=== Data to use ===
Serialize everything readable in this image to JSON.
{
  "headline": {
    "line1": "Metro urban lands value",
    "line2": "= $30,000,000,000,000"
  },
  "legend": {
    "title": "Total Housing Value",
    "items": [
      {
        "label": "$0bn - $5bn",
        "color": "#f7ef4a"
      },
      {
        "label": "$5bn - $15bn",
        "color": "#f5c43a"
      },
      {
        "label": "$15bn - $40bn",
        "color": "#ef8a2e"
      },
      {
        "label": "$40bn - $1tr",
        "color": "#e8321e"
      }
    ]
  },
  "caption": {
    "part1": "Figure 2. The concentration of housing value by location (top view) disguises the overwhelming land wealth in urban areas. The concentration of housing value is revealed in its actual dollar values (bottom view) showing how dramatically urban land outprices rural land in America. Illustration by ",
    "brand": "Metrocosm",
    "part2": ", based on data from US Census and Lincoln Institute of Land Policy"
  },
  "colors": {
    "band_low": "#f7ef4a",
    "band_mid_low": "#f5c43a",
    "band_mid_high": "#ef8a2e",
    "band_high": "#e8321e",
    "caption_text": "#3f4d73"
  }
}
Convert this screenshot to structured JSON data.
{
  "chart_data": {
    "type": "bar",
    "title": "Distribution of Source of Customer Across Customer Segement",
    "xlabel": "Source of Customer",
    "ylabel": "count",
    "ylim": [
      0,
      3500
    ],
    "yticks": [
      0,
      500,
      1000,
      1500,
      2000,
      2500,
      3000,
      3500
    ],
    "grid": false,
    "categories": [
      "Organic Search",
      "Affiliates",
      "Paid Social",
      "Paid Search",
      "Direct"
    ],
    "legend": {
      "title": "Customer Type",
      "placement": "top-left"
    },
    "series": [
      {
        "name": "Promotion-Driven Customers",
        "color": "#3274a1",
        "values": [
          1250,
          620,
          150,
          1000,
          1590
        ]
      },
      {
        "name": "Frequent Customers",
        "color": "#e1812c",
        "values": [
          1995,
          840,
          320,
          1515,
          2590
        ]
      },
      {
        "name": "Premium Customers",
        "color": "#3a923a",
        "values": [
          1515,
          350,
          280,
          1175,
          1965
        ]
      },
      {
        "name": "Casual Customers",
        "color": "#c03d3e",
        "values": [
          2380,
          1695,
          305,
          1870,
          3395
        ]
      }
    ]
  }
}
===
## Aim
Set out the complete listing exactly as shown.

## Task result
Serialize everything readable in this image to JSON.
{
  "headline": {
    "line1": "Metro urban lands value",
    "line2": "= $30,000,000,000,000"
  },
  "legend": {
    "title": "Total Housing Value",
    "items": [
      {
        "label": "$0bn - $5bn",
        "color": "#f7ef4a"
      },
      {
        "label": "$5bn - $15bn",
        "color": "#f5c43a"
      },
      {
        "label": "$15bn - $40bn",
        "color": "#ef8a2e"
      },
      {
        "label": "$40bn - $1tr",
        "color": "#e8321e"
      }
    ]
  },
  "caption": {
    "part1": "Figure 2. The concentration of housing value by location (top view) disguises the overwhelming land wealth in urban areas. The concentration of housing value is revealed in its actual dollar values (bottom view) showing how dramatically urban land outprices rural land in America. Illustration by ",
    "brand": "Metrocosm",
    "part2": ", based on data from US Census and Lincoln Institute of Land Policy"
  },
  "colors": {
    "band_low": "#f7ef4a",
    "band_mid_low": "#f5c43a",
    "band_mid_high": "#ef8a2e",
    "band_high": "#e8321e",
    "caption_text": "#3f4d73"
  }
}
Convert this screenshot to structured JSON data.
{
  "chart_data": {
    "type": "bar",
    "title": "Distribution of Source of Customer Across Customer Segement",
    "xlabel": "Source of Customer",
    "ylabel": "count",
    "ylim": [
      0,
      3500
    ],
    "yticks": [
      0,
      500,
      1000,
      1500,
      2000,
      2500,
      3000,
      3500
    ],
    "grid": false,
    "categories": [
      "Organic Search",
      "Affiliates",
      "Paid Social",
      "Paid Search",
      "Direct"
    ],
    "legend": {
      "title": "Customer Type",
      "placement": "top-left"
    },
    "series": [
      {
        "name": "Promotion-Driven Customers",
        "color": "#3274a1",
        "values": [
          1250,
          620,
          150,
          1000,
          1590
        ]
      },
      {
        "name": "Frequent Customers",
        "color": "#e1812c",
        "values": [
          1995,
          840,
          320,
          1515,
          2590
        ]
      },
      {
        "name": "Premium Customers",
        "color": "#3a923a",
        "values": [
          1515,
          350,
          280,
          1175,
          1965
        ]
      },
      {
        "name": "Casual Customers",
        "color": "#c03d3e",
        "values": [
          2380,
          1695,
          305,
          1870,
          3395
        ]
      }
    ]
  }
}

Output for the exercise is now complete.